++++ Input for this task
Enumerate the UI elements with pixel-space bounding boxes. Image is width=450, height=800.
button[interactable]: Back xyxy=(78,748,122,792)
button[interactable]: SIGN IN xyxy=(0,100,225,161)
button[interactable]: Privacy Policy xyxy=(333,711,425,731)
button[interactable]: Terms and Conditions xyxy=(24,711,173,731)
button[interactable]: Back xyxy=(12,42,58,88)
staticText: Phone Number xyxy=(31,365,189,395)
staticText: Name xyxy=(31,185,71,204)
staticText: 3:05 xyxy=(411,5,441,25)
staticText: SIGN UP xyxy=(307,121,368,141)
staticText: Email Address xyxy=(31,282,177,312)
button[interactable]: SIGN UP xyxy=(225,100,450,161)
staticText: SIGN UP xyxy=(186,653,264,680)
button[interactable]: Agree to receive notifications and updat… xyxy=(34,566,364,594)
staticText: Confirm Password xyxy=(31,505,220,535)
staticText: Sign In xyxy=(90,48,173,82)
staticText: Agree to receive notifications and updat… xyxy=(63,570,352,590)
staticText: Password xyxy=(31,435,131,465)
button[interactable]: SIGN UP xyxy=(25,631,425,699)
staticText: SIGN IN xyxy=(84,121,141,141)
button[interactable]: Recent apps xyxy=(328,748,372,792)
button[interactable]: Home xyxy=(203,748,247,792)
++++++++
:: What you have to do ::
Copy every row above, keeping each line identical to the original, with nothing added, dropped, or reordered.

:: Problem solution ::
Enumerate the UI elements with pixel-space bounding boxes. Image is width=450, height=800.
button[interactable]: Back xyxy=(78,748,122,792)
button[interactable]: SIGN IN xyxy=(0,100,225,161)
button[interactable]: Privacy Policy xyxy=(333,711,425,731)
button[interactable]: Terms and Conditions xyxy=(24,711,173,731)
button[interactable]: Back xyxy=(12,42,58,88)
staticText: Phone Number xyxy=(31,365,189,395)
staticText: Name xyxy=(31,185,71,204)
staticText: 3:05 xyxy=(411,5,441,25)
staticText: SIGN UP xyxy=(307,121,368,141)
staticText: Email Address xyxy=(31,282,177,312)
button[interactable]: SIGN UP xyxy=(225,100,450,161)
staticText: SIGN UP xyxy=(186,653,264,680)
button[interactable]: Agree to receive notifications and updat… xyxy=(34,566,364,594)
staticText: Confirm Password xyxy=(31,505,220,535)
staticText: Sign In xyxy=(90,48,173,82)
staticText: Agree to receive notifications and updat… xyxy=(63,570,352,590)
staticText: Password xyxy=(31,435,131,465)
button[interactable]: SIGN UP xyxy=(25,631,425,699)
staticText: SIGN IN xyxy=(84,121,141,141)
button[interactable]: Recent apps xyxy=(328,748,372,792)
button[interactable]: Home xyxy=(203,748,247,792)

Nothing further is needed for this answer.